→ Task goal:
Copy all entries without alteration and skip the pictures they hold.

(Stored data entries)
## Start

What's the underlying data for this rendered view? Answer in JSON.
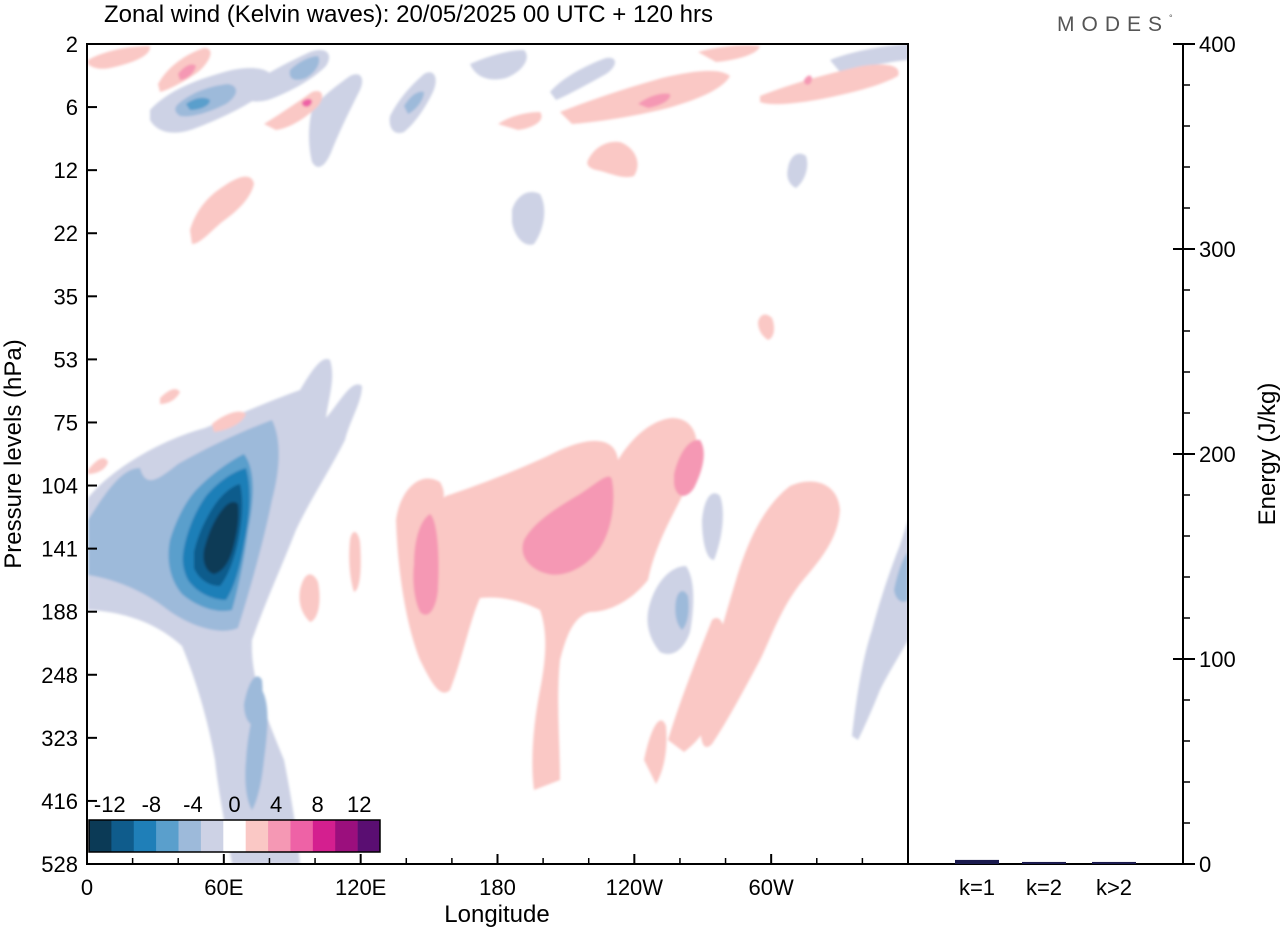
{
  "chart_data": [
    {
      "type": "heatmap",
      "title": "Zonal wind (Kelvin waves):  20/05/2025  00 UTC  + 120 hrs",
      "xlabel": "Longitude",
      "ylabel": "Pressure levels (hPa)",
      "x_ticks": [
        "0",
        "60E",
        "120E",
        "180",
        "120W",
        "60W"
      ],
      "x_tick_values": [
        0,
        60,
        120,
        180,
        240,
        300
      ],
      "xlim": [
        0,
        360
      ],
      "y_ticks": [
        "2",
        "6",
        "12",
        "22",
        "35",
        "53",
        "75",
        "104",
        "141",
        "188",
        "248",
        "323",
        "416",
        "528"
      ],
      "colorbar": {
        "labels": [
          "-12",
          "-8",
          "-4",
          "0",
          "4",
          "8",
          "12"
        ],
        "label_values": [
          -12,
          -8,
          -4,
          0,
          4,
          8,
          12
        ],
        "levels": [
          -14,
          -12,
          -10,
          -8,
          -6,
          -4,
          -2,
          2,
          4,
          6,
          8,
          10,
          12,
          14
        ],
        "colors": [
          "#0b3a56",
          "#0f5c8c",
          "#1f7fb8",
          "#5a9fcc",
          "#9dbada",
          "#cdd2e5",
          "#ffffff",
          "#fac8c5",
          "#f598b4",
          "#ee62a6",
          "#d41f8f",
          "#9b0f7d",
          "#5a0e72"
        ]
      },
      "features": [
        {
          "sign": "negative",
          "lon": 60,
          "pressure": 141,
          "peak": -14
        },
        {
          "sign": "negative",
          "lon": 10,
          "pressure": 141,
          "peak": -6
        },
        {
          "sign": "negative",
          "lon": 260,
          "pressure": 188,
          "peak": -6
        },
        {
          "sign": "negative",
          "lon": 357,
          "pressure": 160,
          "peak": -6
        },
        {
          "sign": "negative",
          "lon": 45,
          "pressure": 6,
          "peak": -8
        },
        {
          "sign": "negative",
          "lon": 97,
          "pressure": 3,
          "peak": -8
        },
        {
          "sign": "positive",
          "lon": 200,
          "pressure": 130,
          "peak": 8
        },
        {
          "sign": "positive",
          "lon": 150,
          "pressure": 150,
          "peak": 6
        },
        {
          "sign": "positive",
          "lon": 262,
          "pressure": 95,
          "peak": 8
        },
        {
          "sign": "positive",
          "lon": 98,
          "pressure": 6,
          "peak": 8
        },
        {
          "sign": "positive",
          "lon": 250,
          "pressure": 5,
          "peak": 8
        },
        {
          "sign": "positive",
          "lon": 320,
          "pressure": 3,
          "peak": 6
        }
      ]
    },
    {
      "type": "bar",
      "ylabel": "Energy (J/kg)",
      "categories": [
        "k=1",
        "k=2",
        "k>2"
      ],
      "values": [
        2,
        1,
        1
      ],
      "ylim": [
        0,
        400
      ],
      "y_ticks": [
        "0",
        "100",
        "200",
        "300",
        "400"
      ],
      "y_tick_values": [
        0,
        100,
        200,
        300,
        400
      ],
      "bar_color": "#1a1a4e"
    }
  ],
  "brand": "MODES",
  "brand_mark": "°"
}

## End

→ Finished exercise:
What's the underlying data for this rendered view? Answer in JSON.
{
  "chart_data": [
    {
      "type": "heatmap",
      "title": "Zonal wind (Kelvin waves):  20/05/2025  00 UTC  + 120 hrs",
      "xlabel": "Longitude",
      "ylabel": "Pressure levels (hPa)",
      "x_ticks": [
        "0",
        "60E",
        "120E",
        "180",
        "120W",
        "60W"
      ],
      "x_tick_values": [
        0,
        60,
        120,
        180,
        240,
        300
      ],
      "xlim": [
        0,
        360
      ],
      "y_ticks": [
        "2",
        "6",
        "12",
        "22",
        "35",
        "53",
        "75",
        "104",
        "141",
        "188",
        "248",
        "323",
        "416",
        "528"
      ],
      "colorbar": {
        "labels": [
          "-12",
          "-8",
          "-4",
          "0",
          "4",
          "8",
          "12"
        ],
        "label_values": [
          -12,
          -8,
          -4,
          0,
          4,
          8,
          12
        ],
        "levels": [
          -14,
          -12,
          -10,
          -8,
          -6,
          -4,
          -2,
          2,
          4,
          6,
          8,
          10,
          12,
          14
        ],
        "colors": [
          "#0b3a56",
          "#0f5c8c",
          "#1f7fb8",
          "#5a9fcc",
          "#9dbada",
          "#cdd2e5",
          "#ffffff",
          "#fac8c5",
          "#f598b4",
          "#ee62a6",
          "#d41f8f",
          "#9b0f7d",
          "#5a0e72"
        ]
      },
      "features": [
        {
          "sign": "negative",
          "lon": 60,
          "pressure": 141,
          "peak": -14
        },
        {
          "sign": "negative",
          "lon": 10,
          "pressure": 141,
          "peak": -6
        },
        {
          "sign": "negative",
          "lon": 260,
          "pressure": 188,
          "peak": -6
        },
        {
          "sign": "negative",
          "lon": 357,
          "pressure": 160,
          "peak": -6
        },
        {
          "sign": "negative",
          "lon": 45,
          "pressure": 6,
          "peak": -8
        },
        {
          "sign": "negative",
          "lon": 97,
          "pressure": 3,
          "peak": -8
        },
        {
          "sign": "positive",
          "lon": 200,
          "pressure": 130,
          "peak": 8
        },
        {
          "sign": "positive",
          "lon": 150,
          "pressure": 150,
          "peak": 6
        },
        {
          "sign": "positive",
          "lon": 262,
          "pressure": 95,
          "peak": 8
        },
        {
          "sign": "positive",
          "lon": 98,
          "pressure": 6,
          "peak": 8
        },
        {
          "sign": "positive",
          "lon": 250,
          "pressure": 5,
          "peak": 8
        },
        {
          "sign": "positive",
          "lon": 320,
          "pressure": 3,
          "peak": 6
        }
      ]
    },
    {
      "type": "bar",
      "ylabel": "Energy (J/kg)",
      "categories": [
        "k=1",
        "k=2",
        "k>2"
      ],
      "values": [
        2,
        1,
        1
      ],
      "ylim": [
        0,
        400
      ],
      "y_ticks": [
        "0",
        "100",
        "200",
        "300",
        "400"
      ],
      "y_tick_values": [
        0,
        100,
        200,
        300,
        400
      ],
      "bar_color": "#1a1a4e"
    }
  ],
  "brand": "MODES",
  "brand_mark": "°"
}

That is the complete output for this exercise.